The records:
____
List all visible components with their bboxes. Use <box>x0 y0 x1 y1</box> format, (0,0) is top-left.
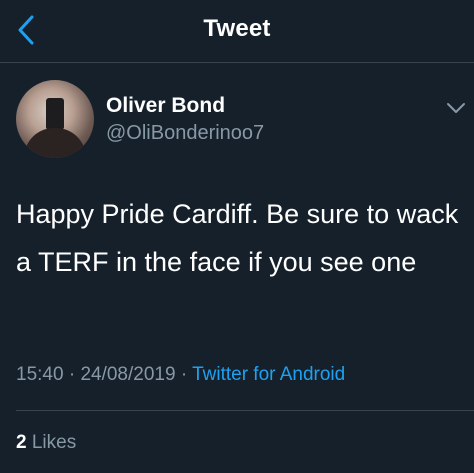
divider <box>16 410 474 411</box>
author-handle[interactable]: @OliBonderinoo7 <box>106 122 264 145</box>
likes-count: 2 <box>16 432 27 453</box>
tweet-author: Oliver Bond @OliBonderinoo7 <box>16 80 466 160</box>
tweet-time: 15:40 <box>16 364 64 385</box>
avatar-phone <box>46 98 64 130</box>
chevron-down-icon[interactable] <box>444 96 468 120</box>
avatar-shirt <box>24 128 86 158</box>
author-name[interactable]: Oliver Bond <box>106 94 225 118</box>
avatar[interactable] <box>16 80 94 158</box>
likes-label: Likes <box>31 432 77 453</box>
tweet-date: 24/08/2019 <box>80 364 176 385</box>
likes-link[interactable]: 2 Likes <box>16 432 76 454</box>
meta-separator: · <box>68 364 76 385</box>
meta-separator: · <box>180 364 188 385</box>
top-bar: Tweet <box>0 0 474 63</box>
tweet-meta: 15:40 · 24/08/2019 · Twitter for Android <box>16 364 345 386</box>
page-title: Tweet <box>203 15 271 42</box>
tweet-text: Happy Pride Cardiff. Be sure to wack a T… <box>16 199 459 277</box>
tweet-source-link[interactable]: Twitter for Android <box>192 364 345 385</box>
____
What you need to do: Reproduce the lines of the material verbatim, beginning with the line that contains "divider <box>16 410 474 411</box>" and continuing through the line that contains "top-bar: Tweet <box>0 0 474 63</box>".

Exercise result:
divider <box>16 410 474 411</box>
author-handle[interactable]: @OliBonderinoo7 <box>106 122 264 145</box>
likes-count: 2 <box>16 432 27 453</box>
tweet-author: Oliver Bond @OliBonderinoo7 <box>16 80 466 160</box>
tweet-time: 15:40 <box>16 364 64 385</box>
avatar-phone <box>46 98 64 130</box>
chevron-down-icon[interactable] <box>444 96 468 120</box>
avatar-shirt <box>24 128 86 158</box>
author-name[interactable]: Oliver Bond <box>106 94 225 118</box>
avatar[interactable] <box>16 80 94 158</box>
likes-label: Likes <box>31 432 77 453</box>
tweet-date: 24/08/2019 <box>80 364 176 385</box>
likes-link[interactable]: 2 Likes <box>16 432 76 454</box>
meta-separator: · <box>68 364 76 385</box>
meta-separator: · <box>180 364 188 385</box>
top-bar: Tweet <box>0 0 474 63</box>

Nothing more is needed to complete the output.